→ **Tasks and exercises**:
1/ Answer these from the blog post on screenwriting:
(a) Which show is Ellen Sandler connected with?
(b) What is the title of the original 1-hour TV drama pilot the writer plans to finish and sell?
(c) Who wrote Crafty Screenwriting: Writing Movies That Get Made?
2/ Reproduce the stored records from their first line through the line containing "triangle-marker [297, 85, 322, 107]", with both ends included.

→ **Document excerpt**:
-*-*-

Ellen Sandler Encourages Writers to Be God! (She writes comedy).
The numbers below are mostly just a fun way for me to mention and describe my favorite teachers. I was inspired to try TV writing by Ellen Sandler of EVERYBODY LOVES RAYMOND fame, after reading her article, “The Writer as God,” on The Writers Store website. I grabbed my pen and started right then. She’s clear, humble, talented, funny, inspiring. And this article sealed the deal. She teaches classes in person about writing original TV drama at the Writers Store in Burbank, CA, but has not yet offered the class online. I’m keeping my eyes out for that. Her book, The TV Writer’s Workbook, helps you learn how to write for existing shows.
TV, Feature, Business, Blog in 2012
As for writing in 2012, I’ve narrowed it down to:
$elling completed feature script (DEPARTURE POINT, TEXAS)
Finishing and $elling 1 new feature script (AGE OF AQUARIUS)
Finishing and $elling 1 original 1-hour TV drama pilot & several more episodes (ART AND COMMERCE)
Writing 1 blogpost every week (on this here blog, LIFE & WRITING)
In honor of the time of year, the day of the year, I resolve to write 1 to 2 hours per day on each of the above – a little less on the blog, a little more on the feature script. If I do, I will finish these projects this year and start making some money! 2012, the year of writing for pay!
To welcome the new year, I’ve found it’s wise to say goodbye to the old, so I’d like to pay homage to the teachers who have created materials that help me learn and practice screenwriting. The zig-zag path of creativity is leading me into screenwriting as I put fiction and creative nonfiction in the file cabinets for now. The following concepts are seared in my brain and integrated into my creative process. If you’re on the screenwriting path, I hope this list of numbers (concepts, inspiration, and links to resources) helps you as much as they continue to help me.
Screenwriting by the Numbers
Three Act Structure
Four Actual Acts
Six Things That Need Fixing
Seven Elements of Story
Eight Sequence Method
Nine ?? (If anyone can think of one here, please let me know).
Ten Minute Sessions
The Logline (or 1-line or Oneline) – The one line that encapsulates your story. You must have one later on to sell your script, and you better have one early on, so you know where you’re headed as you write. Look for this and more in Crafty Screenwriting: Writing Movies That Get Made by Alex Epstein – Fun. Easy read. Great tips on everything from creating to business. You can put these ideas into practice immediately. Epstein has a great blog, too: Complications Ensue. And he has a great book on TV writing called, you guessed it, Crafty TV Writing: Thinking Inside the Box.
2 Halves – Makes me remember to make the midpoint of my script a false high for the main character if the story is a traditional comedy, as in, it ends happily, and to make it the actual high point if the story ends in tragedy.
3 Act Structure – This one’s about rhythm. It’s a reminder that the whole story has a beginning, a middle, and an end. Every sequence has scenes of preparation, scenes of conflict, and scenes of resolution. Every scene has a set-up, an action, and a resolution.

-*-*-

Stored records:

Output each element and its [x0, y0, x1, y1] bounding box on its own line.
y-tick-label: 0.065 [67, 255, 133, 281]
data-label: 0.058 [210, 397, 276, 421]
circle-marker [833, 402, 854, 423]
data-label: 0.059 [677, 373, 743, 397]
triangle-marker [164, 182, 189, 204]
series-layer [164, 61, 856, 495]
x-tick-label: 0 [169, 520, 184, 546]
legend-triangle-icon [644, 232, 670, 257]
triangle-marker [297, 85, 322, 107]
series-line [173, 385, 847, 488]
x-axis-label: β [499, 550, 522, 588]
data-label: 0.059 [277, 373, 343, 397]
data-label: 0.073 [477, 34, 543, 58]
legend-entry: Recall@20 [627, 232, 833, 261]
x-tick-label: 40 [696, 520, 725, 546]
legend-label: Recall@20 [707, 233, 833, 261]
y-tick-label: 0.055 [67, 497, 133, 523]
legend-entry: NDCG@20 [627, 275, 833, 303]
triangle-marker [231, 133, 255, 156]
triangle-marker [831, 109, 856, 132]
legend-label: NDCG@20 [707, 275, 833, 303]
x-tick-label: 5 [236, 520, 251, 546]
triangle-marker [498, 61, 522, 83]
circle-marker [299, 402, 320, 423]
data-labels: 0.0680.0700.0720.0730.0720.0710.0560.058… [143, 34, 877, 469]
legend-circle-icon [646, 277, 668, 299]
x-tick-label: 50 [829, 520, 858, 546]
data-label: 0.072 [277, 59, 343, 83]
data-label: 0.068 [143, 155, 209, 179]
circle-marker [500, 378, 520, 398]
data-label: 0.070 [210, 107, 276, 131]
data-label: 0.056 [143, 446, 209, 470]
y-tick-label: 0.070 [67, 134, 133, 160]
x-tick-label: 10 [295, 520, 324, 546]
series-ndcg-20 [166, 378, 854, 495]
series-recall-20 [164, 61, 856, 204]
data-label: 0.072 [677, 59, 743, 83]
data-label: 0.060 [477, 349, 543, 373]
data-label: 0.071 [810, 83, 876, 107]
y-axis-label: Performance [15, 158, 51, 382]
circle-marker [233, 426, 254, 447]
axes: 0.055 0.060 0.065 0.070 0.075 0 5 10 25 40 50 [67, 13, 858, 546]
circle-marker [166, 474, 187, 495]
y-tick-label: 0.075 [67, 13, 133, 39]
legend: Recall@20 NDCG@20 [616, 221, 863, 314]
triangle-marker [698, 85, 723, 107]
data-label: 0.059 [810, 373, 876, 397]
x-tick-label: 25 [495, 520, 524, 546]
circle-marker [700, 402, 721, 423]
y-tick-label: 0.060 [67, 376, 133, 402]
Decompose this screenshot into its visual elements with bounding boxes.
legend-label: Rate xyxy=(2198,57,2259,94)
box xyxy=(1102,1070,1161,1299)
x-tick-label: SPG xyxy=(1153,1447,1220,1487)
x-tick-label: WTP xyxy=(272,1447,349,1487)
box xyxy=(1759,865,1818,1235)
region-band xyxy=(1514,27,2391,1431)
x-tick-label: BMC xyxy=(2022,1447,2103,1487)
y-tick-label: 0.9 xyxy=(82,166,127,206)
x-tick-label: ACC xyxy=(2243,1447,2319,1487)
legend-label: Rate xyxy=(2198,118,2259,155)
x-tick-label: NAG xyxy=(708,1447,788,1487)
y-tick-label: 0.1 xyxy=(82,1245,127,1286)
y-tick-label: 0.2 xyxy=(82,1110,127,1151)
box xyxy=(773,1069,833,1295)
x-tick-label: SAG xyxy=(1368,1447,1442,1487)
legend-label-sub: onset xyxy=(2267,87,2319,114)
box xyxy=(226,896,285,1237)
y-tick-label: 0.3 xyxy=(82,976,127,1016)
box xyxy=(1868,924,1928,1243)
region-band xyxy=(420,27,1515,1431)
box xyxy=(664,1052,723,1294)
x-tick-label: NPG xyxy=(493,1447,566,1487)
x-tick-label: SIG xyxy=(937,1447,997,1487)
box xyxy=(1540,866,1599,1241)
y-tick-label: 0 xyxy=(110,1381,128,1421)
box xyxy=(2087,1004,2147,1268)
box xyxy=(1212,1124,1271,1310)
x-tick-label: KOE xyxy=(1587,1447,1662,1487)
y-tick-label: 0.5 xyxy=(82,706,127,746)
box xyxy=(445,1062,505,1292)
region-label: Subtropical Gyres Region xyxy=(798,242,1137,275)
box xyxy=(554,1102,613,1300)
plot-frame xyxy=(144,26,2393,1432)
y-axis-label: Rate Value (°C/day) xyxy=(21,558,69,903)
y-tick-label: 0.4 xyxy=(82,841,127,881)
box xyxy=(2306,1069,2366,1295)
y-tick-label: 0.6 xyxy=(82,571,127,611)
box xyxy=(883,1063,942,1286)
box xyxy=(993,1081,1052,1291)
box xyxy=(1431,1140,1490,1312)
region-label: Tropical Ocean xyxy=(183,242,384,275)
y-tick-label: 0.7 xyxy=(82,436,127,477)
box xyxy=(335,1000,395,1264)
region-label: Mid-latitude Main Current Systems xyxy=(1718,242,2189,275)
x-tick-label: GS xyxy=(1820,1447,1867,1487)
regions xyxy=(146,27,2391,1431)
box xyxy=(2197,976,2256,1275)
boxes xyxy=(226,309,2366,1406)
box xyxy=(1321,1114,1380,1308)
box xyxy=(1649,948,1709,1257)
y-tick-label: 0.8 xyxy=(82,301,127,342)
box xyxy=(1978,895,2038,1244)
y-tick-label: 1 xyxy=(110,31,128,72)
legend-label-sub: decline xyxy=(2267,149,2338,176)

-*-*-

→ **Answers for the tasks**:
1/
(a) EVERYBODY LOVES RAYMOND
(b) ART AND COMMERCE
(c) Alex Epstein

2/
Output each element and its [x0, y0, x1, y1] bounding box on its own line.
y-tick-label: 0.065 [67, 255, 133, 281]
data-label: 0.058 [210, 397, 276, 421]
circle-marker [833, 402, 854, 423]
data-label: 0.059 [677, 373, 743, 397]
triangle-marker [164, 182, 189, 204]
series-layer [164, 61, 856, 495]
x-tick-label: 0 [169, 520, 184, 546]
legend-triangle-icon [644, 232, 670, 257]
triangle-marker [297, 85, 322, 107]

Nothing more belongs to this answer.